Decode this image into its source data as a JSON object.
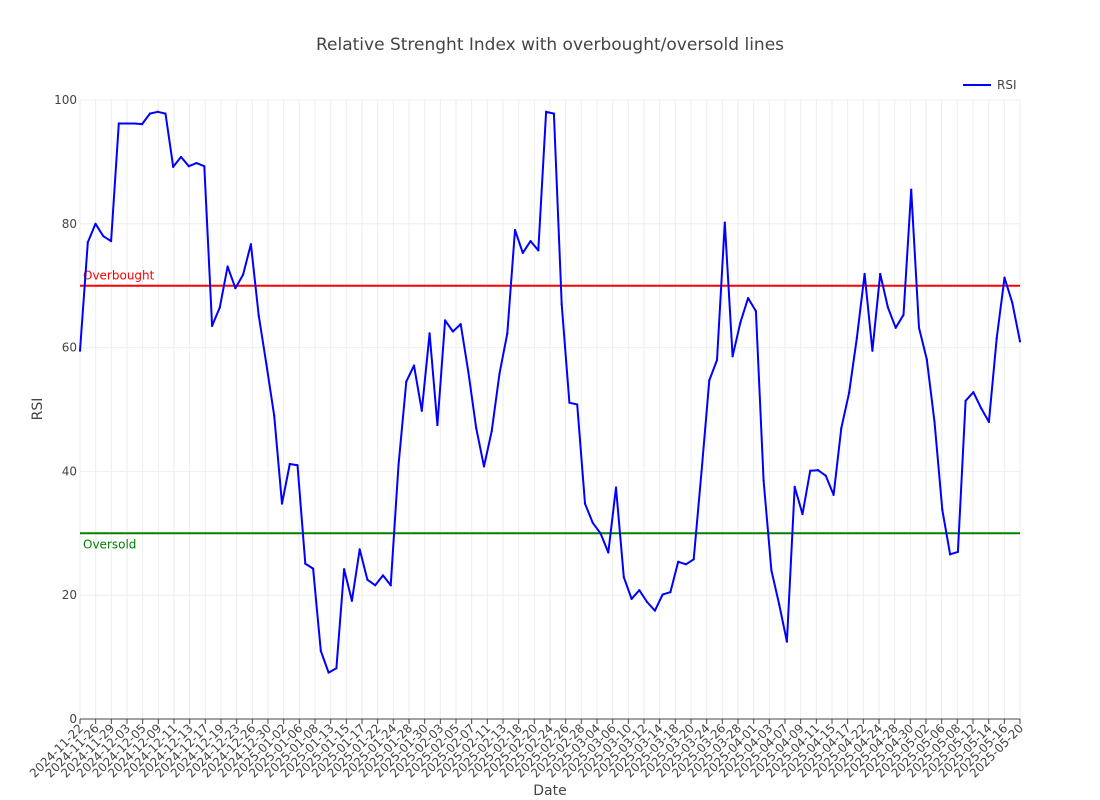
{
  "chart_data": {
    "type": "line",
    "title": "Relative Strenght Index with overbought/oversold lines",
    "xlabel": "Date",
    "ylabel": "RSI",
    "ylim": [
      0,
      100
    ],
    "y_ticks": [
      "0",
      "20",
      "40",
      "60",
      "80",
      "100"
    ],
    "grid": true,
    "legend_position": "top-right",
    "x_ticks": [
      "2024-11-22",
      "2024-11-26",
      "2024-11-29",
      "2024-12-03",
      "2024-12-05",
      "2024-12-09",
      "2024-12-11",
      "2024-12-13",
      "2024-12-17",
      "2024-12-19",
      "2024-12-23",
      "2024-12-26",
      "2024-12-30",
      "2025-01-02",
      "2025-01-06",
      "2025-01-08",
      "2025-01-13",
      "2025-01-15",
      "2025-01-17",
      "2025-01-22",
      "2025-01-24",
      "2025-01-28",
      "2025-01-30",
      "2025-02-03",
      "2025-02-05",
      "2025-02-07",
      "2025-02-11",
      "2025-02-13",
      "2025-02-18",
      "2025-02-20",
      "2025-02-24",
      "2025-02-26",
      "2025-02-28",
      "2025-03-04",
      "2025-03-06",
      "2025-03-10",
      "2025-03-12",
      "2025-03-14",
      "2025-03-18",
      "2025-03-20",
      "2025-03-24",
      "2025-03-26",
      "2025-03-28",
      "2025-04-01",
      "2025-04-03",
      "2025-04-07",
      "2025-04-09",
      "2025-04-11",
      "2025-04-15",
      "2025-04-17",
      "2025-04-22",
      "2025-04-24",
      "2025-04-28",
      "2025-04-30",
      "2025-05-02",
      "2025-05-06",
      "2025-05-08",
      "2025-05-12",
      "2025-05-14",
      "2025-05-16",
      "2025-05-20"
    ],
    "series": [
      {
        "name": "RSI",
        "color": "#0000ff",
        "values": [
          59.5,
          77,
          80,
          78,
          77.2,
          96.2,
          96.2,
          96.2,
          96.1,
          97.8,
          98.1,
          97.8,
          89.2,
          90.8,
          89.3,
          89.8,
          89.3,
          63.5,
          66.5,
          73.1,
          69.6,
          71.8,
          76.7,
          65.2,
          57.3,
          49,
          34.8,
          41.2,
          41,
          25.1,
          24.3,
          11,
          7.5,
          8.2,
          24.2,
          19.1,
          27.4,
          22.5,
          21.6,
          23.2,
          21.6,
          41,
          54.5,
          57.1,
          49.8,
          62.3,
          47.5,
          64.4,
          62.6,
          63.8,
          56,
          47,
          40.8,
          46.5,
          55.8,
          62.3,
          79,
          75.3,
          77.2,
          75.7,
          98.1,
          97.8,
          67,
          51.1,
          50.8,
          34.8,
          31.7,
          30,
          26.9,
          37.4,
          22.9,
          19.4,
          20.8,
          18.9,
          17.5,
          20.1,
          20.5,
          25.4,
          25,
          25.8,
          39.9,
          54.7,
          58,
          80.2,
          58.6,
          64,
          68,
          65.9,
          38.5,
          24,
          18.5,
          12.5,
          37.5,
          33.1,
          40.1,
          40.2,
          39.3,
          36.2,
          47,
          52.7,
          61.6,
          71.9,
          59.5,
          71.9,
          66.5,
          63.2,
          65.3,
          85.5,
          63.2,
          58.1,
          48,
          33.8,
          26.6,
          27,
          51.4,
          52.8,
          50.2,
          48,
          61.5,
          71.3,
          67.3,
          61
        ],
        "overbought_reference": 70,
        "oversold_reference": 30
      }
    ],
    "reference_lines": [
      {
        "label": "Overbought",
        "value": 70,
        "color": "#ff0000"
      },
      {
        "label": "Oversold",
        "value": 30,
        "color": "#008000"
      }
    ]
  }
}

# Your instructions:
Retype the records exactly. Any image in them should not appear in what you write.

# Result for this exercise:
Decode this image into its source data as a JSON object.
{
  "chart_data": {
    "type": "line",
    "title": "Relative Strenght Index with overbought/oversold lines",
    "xlabel": "Date",
    "ylabel": "RSI",
    "ylim": [
      0,
      100
    ],
    "y_ticks": [
      "0",
      "20",
      "40",
      "60",
      "80",
      "100"
    ],
    "grid": true,
    "legend_position": "top-right",
    "x_ticks": [
      "2024-11-22",
      "2024-11-26",
      "2024-11-29",
      "2024-12-03",
      "2024-12-05",
      "2024-12-09",
      "2024-12-11",
      "2024-12-13",
      "2024-12-17",
      "2024-12-19",
      "2024-12-23",
      "2024-12-26",
      "2024-12-30",
      "2025-01-02",
      "2025-01-06",
      "2025-01-08",
      "2025-01-13",
      "2025-01-15",
      "2025-01-17",
      "2025-01-22",
      "2025-01-24",
      "2025-01-28",
      "2025-01-30",
      "2025-02-03",
      "2025-02-05",
      "2025-02-07",
      "2025-02-11",
      "2025-02-13",
      "2025-02-18",
      "2025-02-20",
      "2025-02-24",
      "2025-02-26",
      "2025-02-28",
      "2025-03-04",
      "2025-03-06",
      "2025-03-10",
      "2025-03-12",
      "2025-03-14",
      "2025-03-18",
      "2025-03-20",
      "2025-03-24",
      "2025-03-26",
      "2025-03-28",
      "2025-04-01",
      "2025-04-03",
      "2025-04-07",
      "2025-04-09",
      "2025-04-11",
      "2025-04-15",
      "2025-04-17",
      "2025-04-22",
      "2025-04-24",
      "2025-04-28",
      "2025-04-30",
      "2025-05-02",
      "2025-05-06",
      "2025-05-08",
      "2025-05-12",
      "2025-05-14",
      "2025-05-16",
      "2025-05-20"
    ],
    "series": [
      {
        "name": "RSI",
        "color": "#0000ff",
        "values": [
          59.5,
          77,
          80,
          78,
          77.2,
          96.2,
          96.2,
          96.2,
          96.1,
          97.8,
          98.1,
          97.8,
          89.2,
          90.8,
          89.3,
          89.8,
          89.3,
          63.5,
          66.5,
          73.1,
          69.6,
          71.8,
          76.7,
          65.2,
          57.3,
          49,
          34.8,
          41.2,
          41,
          25.1,
          24.3,
          11,
          7.5,
          8.2,
          24.2,
          19.1,
          27.4,
          22.5,
          21.6,
          23.2,
          21.6,
          41,
          54.5,
          57.1,
          49.8,
          62.3,
          47.5,
          64.4,
          62.6,
          63.8,
          56,
          47,
          40.8,
          46.5,
          55.8,
          62.3,
          79,
          75.3,
          77.2,
          75.7,
          98.1,
          97.8,
          67,
          51.1,
          50.8,
          34.8,
          31.7,
          30,
          26.9,
          37.4,
          22.9,
          19.4,
          20.8,
          18.9,
          17.5,
          20.1,
          20.5,
          25.4,
          25,
          25.8,
          39.9,
          54.7,
          58,
          80.2,
          58.6,
          64,
          68,
          65.9,
          38.5,
          24,
          18.5,
          12.5,
          37.5,
          33.1,
          40.1,
          40.2,
          39.3,
          36.2,
          47,
          52.7,
          61.6,
          71.9,
          59.5,
          71.9,
          66.5,
          63.2,
          65.3,
          85.5,
          63.2,
          58.1,
          48,
          33.8,
          26.6,
          27,
          51.4,
          52.8,
          50.2,
          48,
          61.5,
          71.3,
          67.3,
          61
        ],
        "overbought_reference": 70,
        "oversold_reference": 30
      }
    ],
    "reference_lines": [
      {
        "label": "Overbought",
        "value": 70,
        "color": "#ff0000"
      },
      {
        "label": "Oversold",
        "value": 30,
        "color": "#008000"
      }
    ]
  }
}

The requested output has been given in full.